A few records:
□ □ □

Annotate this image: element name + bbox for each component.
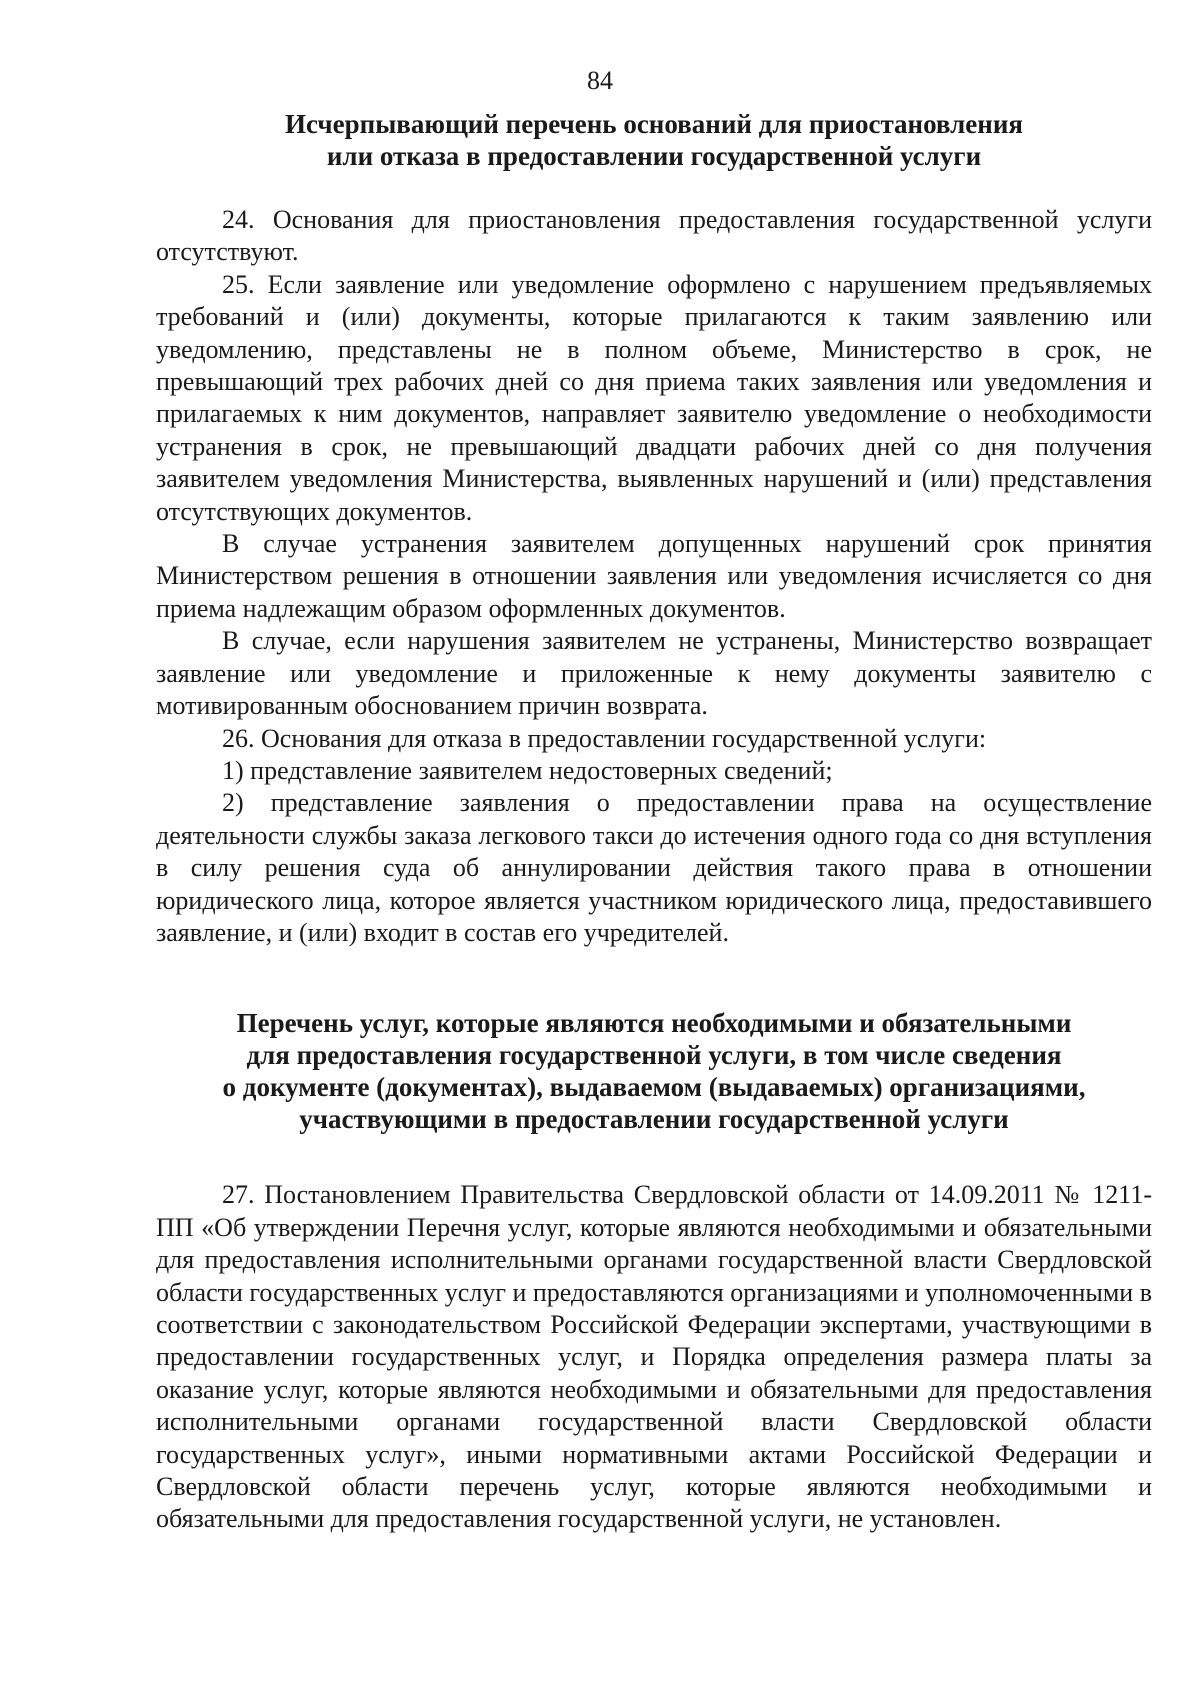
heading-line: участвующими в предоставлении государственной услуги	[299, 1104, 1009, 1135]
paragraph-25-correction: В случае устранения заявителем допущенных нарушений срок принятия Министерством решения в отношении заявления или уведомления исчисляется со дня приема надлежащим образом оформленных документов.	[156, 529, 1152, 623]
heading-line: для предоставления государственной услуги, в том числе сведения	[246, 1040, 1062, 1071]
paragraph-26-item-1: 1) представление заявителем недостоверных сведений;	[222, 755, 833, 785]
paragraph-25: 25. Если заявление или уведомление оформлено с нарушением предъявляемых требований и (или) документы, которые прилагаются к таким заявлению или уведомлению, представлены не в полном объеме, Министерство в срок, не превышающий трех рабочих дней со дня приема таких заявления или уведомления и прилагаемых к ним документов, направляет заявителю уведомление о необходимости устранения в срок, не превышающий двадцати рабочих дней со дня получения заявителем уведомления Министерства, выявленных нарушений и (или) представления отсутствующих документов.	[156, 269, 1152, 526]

□ □ □

### Short exercise:
Copy the listing above line for line, keeping every character. Omit the picture.

### Written answer:
Annotate this image: element name + bbox for each component.
heading-line: участвующими в предоставлении государственной услуги	[299, 1104, 1009, 1135]
paragraph-25-correction: В случае устранения заявителем допущенных нарушений срок принятия Министерством решения в отношении заявления или уведомления исчисляется со дня приема надлежащим образом оформленных документов.	[156, 529, 1152, 623]
heading-line: для предоставления государственной услуги, в том числе сведения	[246, 1040, 1062, 1071]
paragraph-26-item-1: 1) представление заявителем недостоверных сведений;	[222, 755, 833, 785]
paragraph-25: 25. Если заявление или уведомление оформлено с нарушением предъявляемых требований и (или) документы, которые прилагаются к таким заявлению или уведомлению, представлены не в полном объеме, Министерство в срок, не превышающий трех рабочих дней со дня приема таких заявления или уведомления и прилагаемых к ним документов, направляет заявителю уведомление о необходимости устранения в срок, не превышающий двадцати рабочих дней со дня получения заявителем уведомления Министерства, выявленных нарушений и (или) представления отсутствующих документов.	[156, 269, 1152, 526]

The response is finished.